-- START OF Dataset records --

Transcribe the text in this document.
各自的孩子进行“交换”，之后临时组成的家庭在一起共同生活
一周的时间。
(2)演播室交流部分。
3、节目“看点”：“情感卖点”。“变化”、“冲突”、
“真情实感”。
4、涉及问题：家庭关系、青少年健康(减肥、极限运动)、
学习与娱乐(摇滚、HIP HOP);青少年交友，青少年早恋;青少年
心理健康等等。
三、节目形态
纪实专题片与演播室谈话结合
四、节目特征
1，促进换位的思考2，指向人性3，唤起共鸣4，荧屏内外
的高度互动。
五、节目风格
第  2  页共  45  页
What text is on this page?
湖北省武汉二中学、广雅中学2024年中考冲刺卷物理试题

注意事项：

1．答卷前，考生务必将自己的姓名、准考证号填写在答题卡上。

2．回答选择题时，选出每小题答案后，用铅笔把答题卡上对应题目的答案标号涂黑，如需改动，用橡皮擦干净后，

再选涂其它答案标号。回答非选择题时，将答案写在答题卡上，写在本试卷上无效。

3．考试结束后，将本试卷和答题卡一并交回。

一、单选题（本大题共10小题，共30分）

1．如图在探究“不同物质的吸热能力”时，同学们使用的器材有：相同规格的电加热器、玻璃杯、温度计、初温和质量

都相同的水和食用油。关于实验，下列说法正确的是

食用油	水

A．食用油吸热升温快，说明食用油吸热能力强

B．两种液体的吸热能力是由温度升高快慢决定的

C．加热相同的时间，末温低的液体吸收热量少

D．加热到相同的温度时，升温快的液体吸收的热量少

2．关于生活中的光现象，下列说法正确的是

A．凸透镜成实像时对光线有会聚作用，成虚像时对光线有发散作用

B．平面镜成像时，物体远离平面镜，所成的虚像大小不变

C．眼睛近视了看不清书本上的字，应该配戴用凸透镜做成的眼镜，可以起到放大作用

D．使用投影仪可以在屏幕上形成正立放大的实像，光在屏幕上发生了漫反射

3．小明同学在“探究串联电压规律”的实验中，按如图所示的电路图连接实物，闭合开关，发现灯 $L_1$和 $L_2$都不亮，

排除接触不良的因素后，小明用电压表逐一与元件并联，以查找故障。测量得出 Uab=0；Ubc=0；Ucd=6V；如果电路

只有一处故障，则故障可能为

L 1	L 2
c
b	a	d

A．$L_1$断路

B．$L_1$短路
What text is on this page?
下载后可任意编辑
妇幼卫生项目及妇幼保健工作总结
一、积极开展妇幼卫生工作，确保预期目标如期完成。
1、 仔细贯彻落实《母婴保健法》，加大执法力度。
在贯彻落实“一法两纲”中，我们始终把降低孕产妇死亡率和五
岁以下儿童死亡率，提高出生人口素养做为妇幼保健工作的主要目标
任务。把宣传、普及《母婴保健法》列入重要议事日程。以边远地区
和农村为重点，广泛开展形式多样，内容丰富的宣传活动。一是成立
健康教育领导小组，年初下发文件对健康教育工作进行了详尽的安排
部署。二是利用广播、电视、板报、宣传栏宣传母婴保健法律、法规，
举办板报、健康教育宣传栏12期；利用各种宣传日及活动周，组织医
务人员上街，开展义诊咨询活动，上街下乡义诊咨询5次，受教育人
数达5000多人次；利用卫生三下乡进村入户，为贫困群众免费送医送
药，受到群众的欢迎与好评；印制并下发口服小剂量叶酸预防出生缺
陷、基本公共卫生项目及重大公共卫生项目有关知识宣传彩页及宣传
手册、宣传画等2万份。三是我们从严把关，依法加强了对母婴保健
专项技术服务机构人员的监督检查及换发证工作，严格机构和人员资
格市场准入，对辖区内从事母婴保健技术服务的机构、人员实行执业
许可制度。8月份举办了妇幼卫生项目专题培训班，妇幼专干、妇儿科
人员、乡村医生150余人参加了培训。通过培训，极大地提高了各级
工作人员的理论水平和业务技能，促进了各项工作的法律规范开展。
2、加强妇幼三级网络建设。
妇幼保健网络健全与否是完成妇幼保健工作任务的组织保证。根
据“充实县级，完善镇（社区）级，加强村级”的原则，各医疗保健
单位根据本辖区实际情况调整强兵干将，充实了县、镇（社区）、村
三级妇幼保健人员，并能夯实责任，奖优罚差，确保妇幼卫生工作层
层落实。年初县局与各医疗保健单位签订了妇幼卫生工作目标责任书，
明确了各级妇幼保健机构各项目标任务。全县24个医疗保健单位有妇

-- END OF Dataset records --

=== Your objective ===
List every line above that contains the word "下列说法正确的是".

=== Output ===
都相同的水和食用油。关于实验，下列说法正确的是
2．关于生活中的光现象，下列说法正确的是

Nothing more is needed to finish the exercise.